EXERCISE
Please copy every line of the records below that holds the word "Testovanie".

[Data records]
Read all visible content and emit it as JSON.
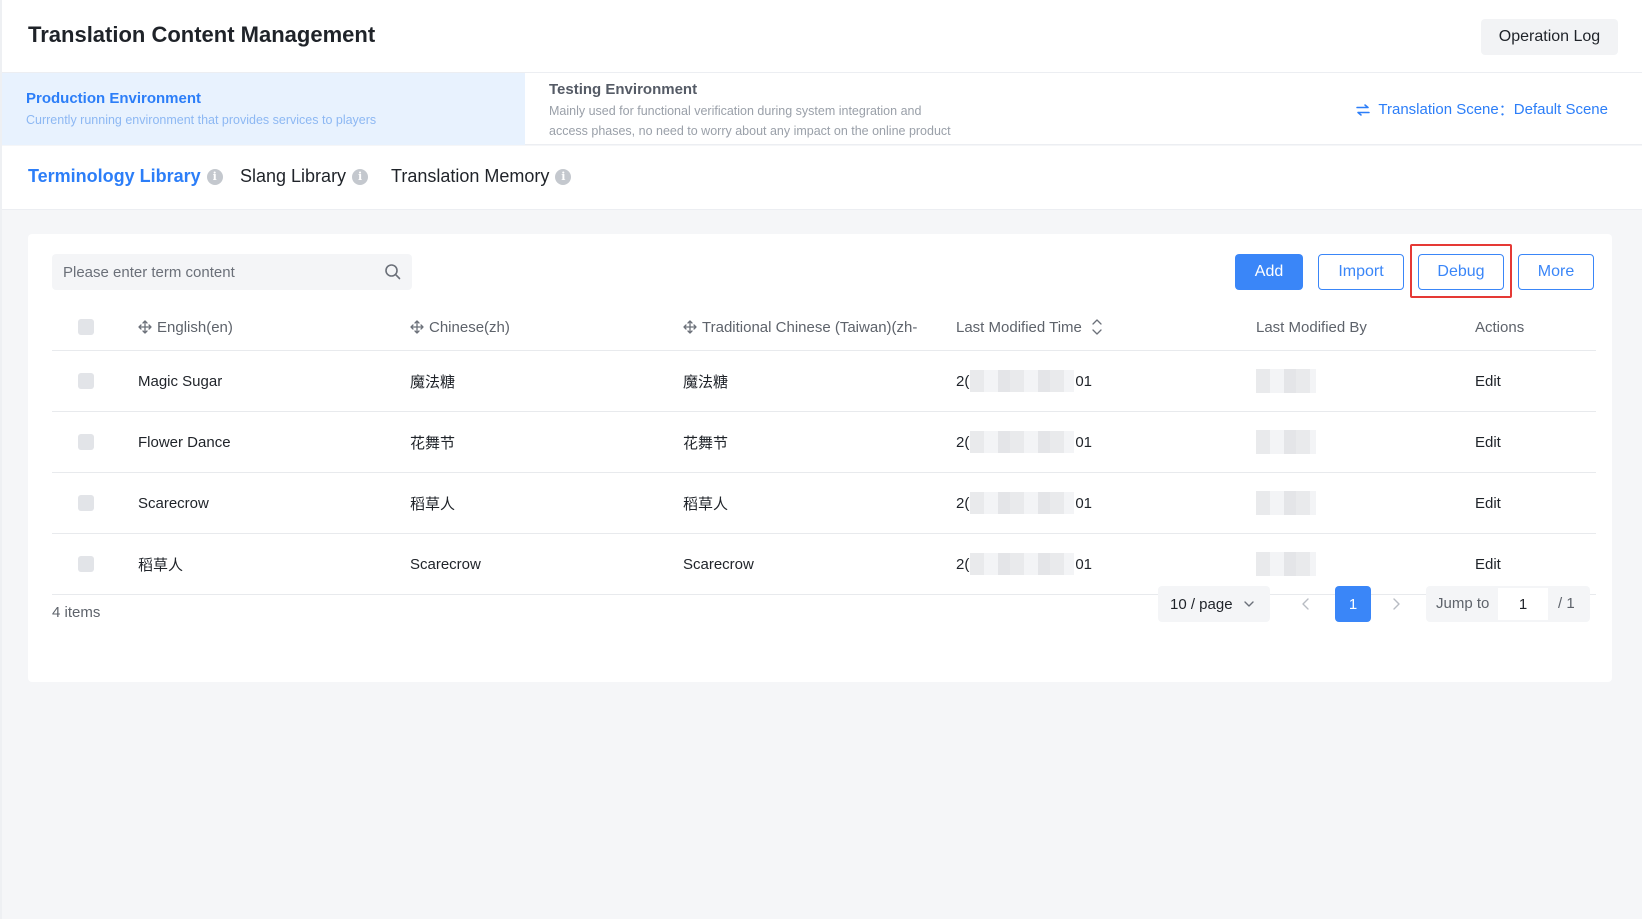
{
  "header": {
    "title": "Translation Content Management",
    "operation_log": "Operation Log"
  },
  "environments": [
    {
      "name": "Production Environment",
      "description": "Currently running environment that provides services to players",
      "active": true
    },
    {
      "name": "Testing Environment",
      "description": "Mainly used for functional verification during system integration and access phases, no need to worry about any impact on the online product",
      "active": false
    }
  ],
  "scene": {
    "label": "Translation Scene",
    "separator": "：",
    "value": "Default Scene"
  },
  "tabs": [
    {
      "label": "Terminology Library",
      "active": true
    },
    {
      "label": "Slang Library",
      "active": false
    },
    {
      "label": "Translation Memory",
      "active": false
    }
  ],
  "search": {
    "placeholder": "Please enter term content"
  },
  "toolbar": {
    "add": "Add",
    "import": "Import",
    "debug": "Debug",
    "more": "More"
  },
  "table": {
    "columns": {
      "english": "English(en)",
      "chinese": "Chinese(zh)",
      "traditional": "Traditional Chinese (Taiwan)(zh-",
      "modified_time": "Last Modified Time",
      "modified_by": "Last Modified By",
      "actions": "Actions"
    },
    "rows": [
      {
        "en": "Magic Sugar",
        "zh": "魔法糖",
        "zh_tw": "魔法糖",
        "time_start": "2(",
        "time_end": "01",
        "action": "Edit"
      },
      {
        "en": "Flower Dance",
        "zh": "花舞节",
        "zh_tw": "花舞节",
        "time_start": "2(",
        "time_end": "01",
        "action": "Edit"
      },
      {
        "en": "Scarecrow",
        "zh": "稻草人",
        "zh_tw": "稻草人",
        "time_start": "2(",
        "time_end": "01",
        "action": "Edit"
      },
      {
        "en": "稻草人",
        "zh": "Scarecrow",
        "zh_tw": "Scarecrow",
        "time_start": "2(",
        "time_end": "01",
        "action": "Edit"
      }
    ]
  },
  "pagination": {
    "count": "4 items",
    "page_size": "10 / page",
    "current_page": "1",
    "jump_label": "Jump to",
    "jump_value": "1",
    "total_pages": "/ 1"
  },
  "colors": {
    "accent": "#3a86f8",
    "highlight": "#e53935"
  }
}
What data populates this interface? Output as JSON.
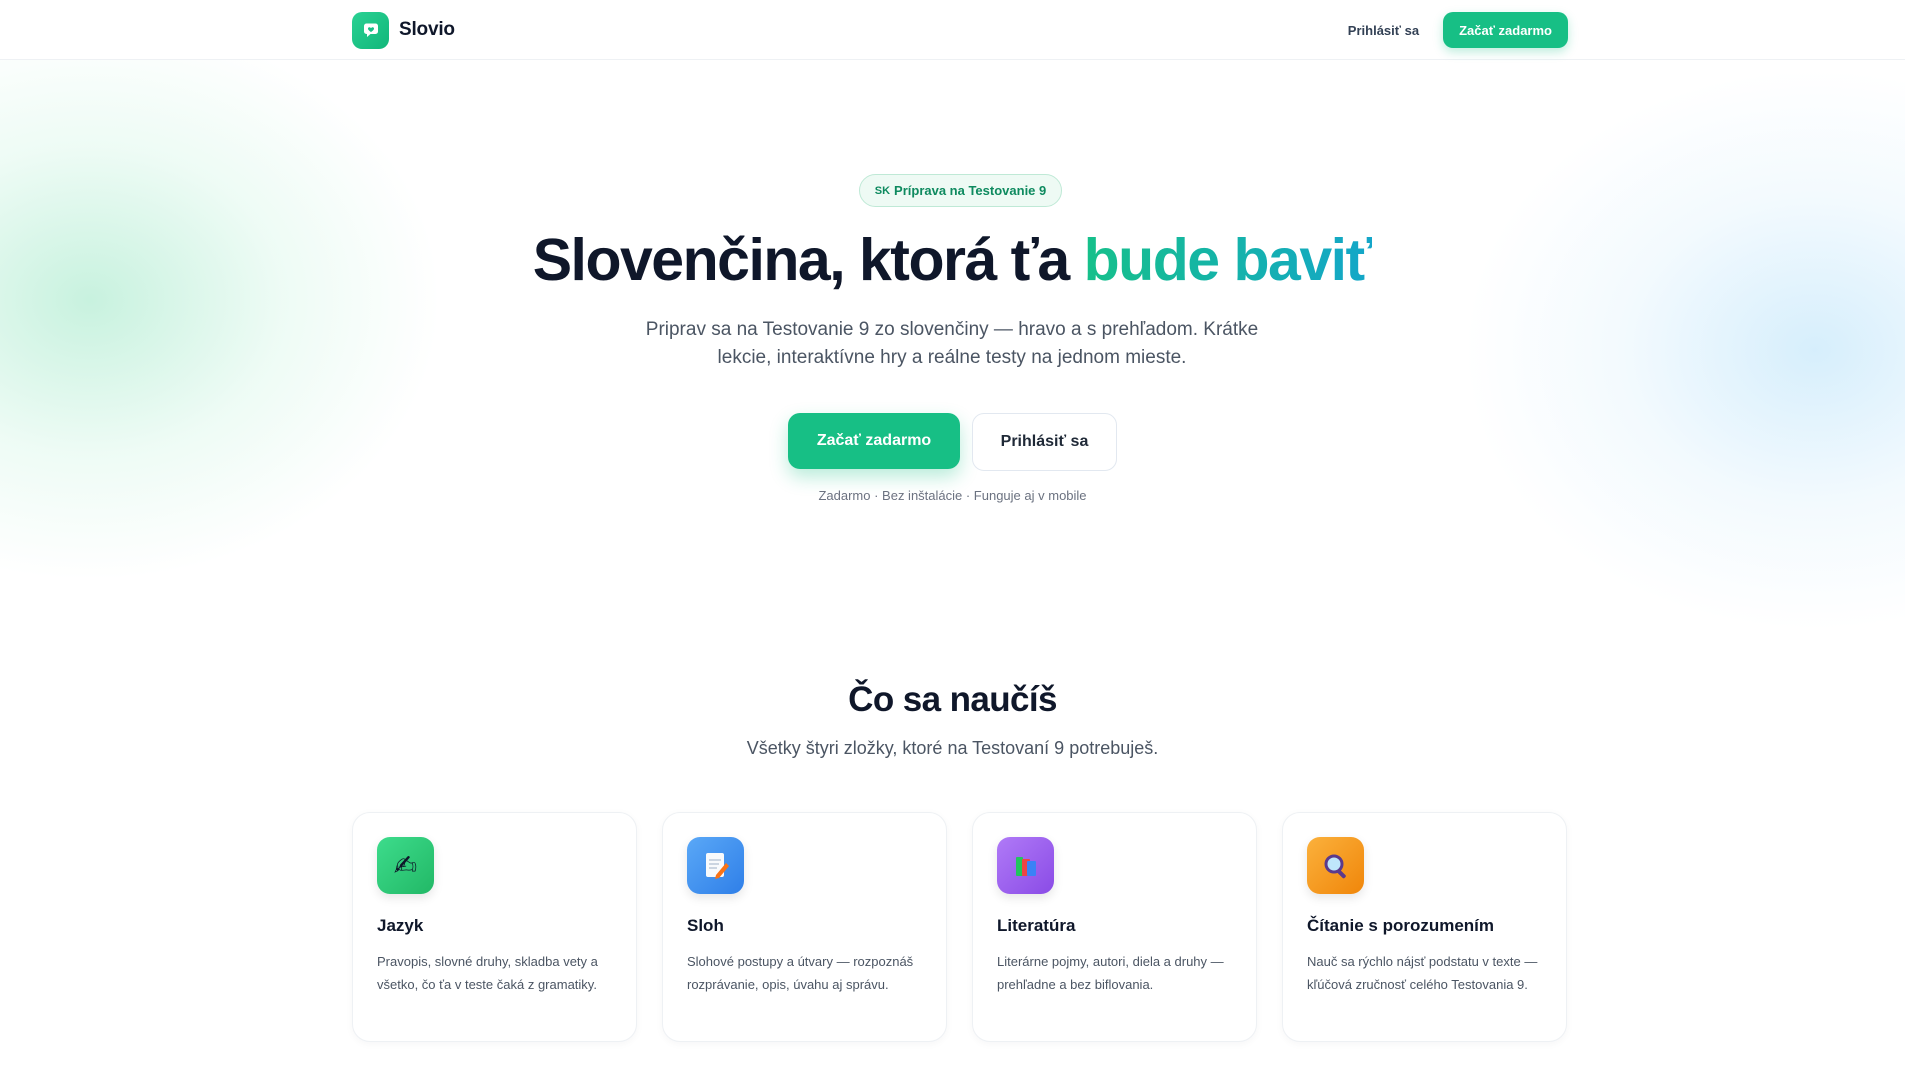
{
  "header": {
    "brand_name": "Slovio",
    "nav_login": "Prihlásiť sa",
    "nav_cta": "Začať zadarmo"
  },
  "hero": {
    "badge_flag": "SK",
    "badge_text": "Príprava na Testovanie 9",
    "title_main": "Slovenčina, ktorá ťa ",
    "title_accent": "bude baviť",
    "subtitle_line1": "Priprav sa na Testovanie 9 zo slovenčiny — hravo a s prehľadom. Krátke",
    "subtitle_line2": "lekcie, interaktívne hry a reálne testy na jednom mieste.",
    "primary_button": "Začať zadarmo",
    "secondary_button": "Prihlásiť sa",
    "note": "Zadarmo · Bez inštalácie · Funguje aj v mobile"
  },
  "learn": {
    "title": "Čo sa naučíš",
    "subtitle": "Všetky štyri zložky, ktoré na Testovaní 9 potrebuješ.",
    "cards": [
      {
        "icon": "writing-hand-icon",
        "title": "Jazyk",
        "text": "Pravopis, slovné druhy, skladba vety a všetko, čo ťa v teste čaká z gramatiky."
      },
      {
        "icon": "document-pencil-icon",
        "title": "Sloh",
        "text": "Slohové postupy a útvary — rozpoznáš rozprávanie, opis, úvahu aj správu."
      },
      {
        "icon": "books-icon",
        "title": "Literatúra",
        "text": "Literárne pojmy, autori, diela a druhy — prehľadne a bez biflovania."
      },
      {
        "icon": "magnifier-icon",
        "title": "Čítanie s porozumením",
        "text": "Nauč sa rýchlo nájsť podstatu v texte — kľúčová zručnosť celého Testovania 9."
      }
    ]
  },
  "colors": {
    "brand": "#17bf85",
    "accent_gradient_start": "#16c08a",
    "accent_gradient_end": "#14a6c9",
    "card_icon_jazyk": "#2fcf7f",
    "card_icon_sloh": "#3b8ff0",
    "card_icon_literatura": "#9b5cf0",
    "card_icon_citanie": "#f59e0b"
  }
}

ANSWER TO THE PROBLEM
    "badge_text": "Príprava na Testovanie 9",
    "subtitle_line1": "Priprav sa na Testovanie 9 zo slovenčiny — hravo a s prehľadom. Krátke",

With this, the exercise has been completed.